Compute how many lines in the data below hold the word "place", then report that number with nothing else.

Page text dataset records -
+-------+

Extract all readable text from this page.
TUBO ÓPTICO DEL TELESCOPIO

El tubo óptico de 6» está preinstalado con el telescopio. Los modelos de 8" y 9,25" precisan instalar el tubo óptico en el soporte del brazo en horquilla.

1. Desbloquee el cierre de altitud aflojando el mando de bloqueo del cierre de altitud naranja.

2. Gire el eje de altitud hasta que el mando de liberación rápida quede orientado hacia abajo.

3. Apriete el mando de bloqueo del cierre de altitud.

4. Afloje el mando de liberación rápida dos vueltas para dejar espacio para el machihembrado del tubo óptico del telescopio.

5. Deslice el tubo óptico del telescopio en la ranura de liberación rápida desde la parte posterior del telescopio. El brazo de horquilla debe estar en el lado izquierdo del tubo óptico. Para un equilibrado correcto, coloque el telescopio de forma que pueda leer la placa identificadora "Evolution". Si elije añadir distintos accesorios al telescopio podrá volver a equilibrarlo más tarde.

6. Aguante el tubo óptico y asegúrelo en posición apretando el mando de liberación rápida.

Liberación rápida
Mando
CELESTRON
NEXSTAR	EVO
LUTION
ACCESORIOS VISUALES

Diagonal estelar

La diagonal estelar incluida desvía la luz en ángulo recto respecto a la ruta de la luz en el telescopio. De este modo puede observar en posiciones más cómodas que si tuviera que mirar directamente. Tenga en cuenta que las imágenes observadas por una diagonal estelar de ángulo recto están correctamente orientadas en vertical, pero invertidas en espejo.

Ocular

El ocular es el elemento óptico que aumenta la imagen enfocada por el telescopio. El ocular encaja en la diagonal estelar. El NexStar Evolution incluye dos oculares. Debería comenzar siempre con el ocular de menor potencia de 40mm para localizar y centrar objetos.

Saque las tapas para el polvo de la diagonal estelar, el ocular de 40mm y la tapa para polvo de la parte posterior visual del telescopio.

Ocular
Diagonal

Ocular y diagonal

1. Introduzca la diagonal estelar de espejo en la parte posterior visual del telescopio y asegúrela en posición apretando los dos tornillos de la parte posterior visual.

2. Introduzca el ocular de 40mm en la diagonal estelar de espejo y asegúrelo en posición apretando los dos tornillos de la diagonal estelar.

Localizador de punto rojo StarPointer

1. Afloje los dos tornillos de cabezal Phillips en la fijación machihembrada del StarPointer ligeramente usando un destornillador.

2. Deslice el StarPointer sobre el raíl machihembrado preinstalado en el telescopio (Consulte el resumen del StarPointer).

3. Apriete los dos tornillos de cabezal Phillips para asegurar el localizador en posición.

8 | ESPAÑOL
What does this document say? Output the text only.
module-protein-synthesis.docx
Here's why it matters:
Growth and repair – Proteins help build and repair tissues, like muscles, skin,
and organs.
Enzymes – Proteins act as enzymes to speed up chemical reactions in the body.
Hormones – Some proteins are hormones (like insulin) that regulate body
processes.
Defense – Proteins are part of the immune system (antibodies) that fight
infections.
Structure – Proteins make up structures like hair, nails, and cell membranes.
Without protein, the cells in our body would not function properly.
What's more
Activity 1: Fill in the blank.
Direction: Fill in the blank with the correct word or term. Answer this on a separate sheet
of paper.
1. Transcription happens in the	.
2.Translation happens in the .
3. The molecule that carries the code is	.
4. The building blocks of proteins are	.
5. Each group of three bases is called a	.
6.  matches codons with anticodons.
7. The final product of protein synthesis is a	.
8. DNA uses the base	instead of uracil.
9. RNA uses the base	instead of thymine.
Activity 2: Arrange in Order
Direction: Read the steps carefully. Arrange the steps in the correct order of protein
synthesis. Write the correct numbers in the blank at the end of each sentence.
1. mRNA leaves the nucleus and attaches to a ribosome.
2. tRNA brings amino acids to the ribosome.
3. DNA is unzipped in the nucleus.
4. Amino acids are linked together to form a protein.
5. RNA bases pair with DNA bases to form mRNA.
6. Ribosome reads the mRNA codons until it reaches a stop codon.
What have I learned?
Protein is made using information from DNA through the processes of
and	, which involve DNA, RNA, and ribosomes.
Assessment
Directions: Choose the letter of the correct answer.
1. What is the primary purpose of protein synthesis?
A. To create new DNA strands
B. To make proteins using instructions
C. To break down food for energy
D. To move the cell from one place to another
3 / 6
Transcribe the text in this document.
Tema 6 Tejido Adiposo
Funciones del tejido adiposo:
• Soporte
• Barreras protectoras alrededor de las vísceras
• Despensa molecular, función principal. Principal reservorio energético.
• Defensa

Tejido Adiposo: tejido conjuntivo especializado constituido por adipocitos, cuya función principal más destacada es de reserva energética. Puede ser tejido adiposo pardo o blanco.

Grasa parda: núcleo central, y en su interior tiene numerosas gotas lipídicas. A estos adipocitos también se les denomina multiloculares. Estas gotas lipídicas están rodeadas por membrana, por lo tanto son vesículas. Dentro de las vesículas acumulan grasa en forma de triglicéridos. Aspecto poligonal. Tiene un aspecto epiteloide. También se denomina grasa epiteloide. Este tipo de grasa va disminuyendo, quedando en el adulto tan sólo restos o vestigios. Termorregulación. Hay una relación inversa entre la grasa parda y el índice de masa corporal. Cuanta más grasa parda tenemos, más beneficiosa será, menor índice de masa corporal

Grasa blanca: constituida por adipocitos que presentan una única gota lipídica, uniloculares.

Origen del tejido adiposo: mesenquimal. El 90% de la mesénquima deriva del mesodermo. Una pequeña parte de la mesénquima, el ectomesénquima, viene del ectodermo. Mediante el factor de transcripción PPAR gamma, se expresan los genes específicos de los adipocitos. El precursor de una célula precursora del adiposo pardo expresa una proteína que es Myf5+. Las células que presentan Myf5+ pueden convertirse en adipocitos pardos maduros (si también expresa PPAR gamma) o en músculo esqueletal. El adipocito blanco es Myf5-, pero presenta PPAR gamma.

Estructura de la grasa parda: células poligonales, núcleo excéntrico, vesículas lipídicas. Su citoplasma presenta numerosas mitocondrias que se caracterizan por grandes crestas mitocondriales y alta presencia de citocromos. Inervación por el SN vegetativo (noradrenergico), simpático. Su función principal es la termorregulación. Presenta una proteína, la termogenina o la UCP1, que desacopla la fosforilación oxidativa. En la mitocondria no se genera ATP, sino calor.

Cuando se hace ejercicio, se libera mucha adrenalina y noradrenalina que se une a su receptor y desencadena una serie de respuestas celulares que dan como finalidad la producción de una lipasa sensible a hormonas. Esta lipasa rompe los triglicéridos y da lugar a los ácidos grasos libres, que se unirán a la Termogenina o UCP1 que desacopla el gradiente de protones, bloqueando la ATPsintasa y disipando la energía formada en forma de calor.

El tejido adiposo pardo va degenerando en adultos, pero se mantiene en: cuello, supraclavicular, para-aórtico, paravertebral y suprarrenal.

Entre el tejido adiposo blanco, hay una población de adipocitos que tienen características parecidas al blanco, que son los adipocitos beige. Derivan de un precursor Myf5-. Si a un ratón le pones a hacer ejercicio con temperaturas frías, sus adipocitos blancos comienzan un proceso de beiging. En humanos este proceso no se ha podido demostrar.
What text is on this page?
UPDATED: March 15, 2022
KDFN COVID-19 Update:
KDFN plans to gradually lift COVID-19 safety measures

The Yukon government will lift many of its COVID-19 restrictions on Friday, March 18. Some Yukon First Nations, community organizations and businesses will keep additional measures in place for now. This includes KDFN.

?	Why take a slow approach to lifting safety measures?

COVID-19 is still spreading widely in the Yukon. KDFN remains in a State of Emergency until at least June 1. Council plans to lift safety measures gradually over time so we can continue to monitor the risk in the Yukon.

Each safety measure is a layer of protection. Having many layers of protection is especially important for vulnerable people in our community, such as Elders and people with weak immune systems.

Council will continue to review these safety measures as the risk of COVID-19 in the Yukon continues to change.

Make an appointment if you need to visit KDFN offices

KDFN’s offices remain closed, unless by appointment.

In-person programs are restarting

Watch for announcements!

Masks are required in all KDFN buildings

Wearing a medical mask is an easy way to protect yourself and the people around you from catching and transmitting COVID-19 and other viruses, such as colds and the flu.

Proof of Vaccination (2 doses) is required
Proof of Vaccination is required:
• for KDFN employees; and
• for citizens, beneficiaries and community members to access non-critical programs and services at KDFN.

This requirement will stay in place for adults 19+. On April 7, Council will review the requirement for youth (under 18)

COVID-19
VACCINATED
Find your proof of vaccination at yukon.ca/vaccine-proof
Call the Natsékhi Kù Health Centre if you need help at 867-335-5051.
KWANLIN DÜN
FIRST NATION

+-------+

WRITTEN SOLUTION - 3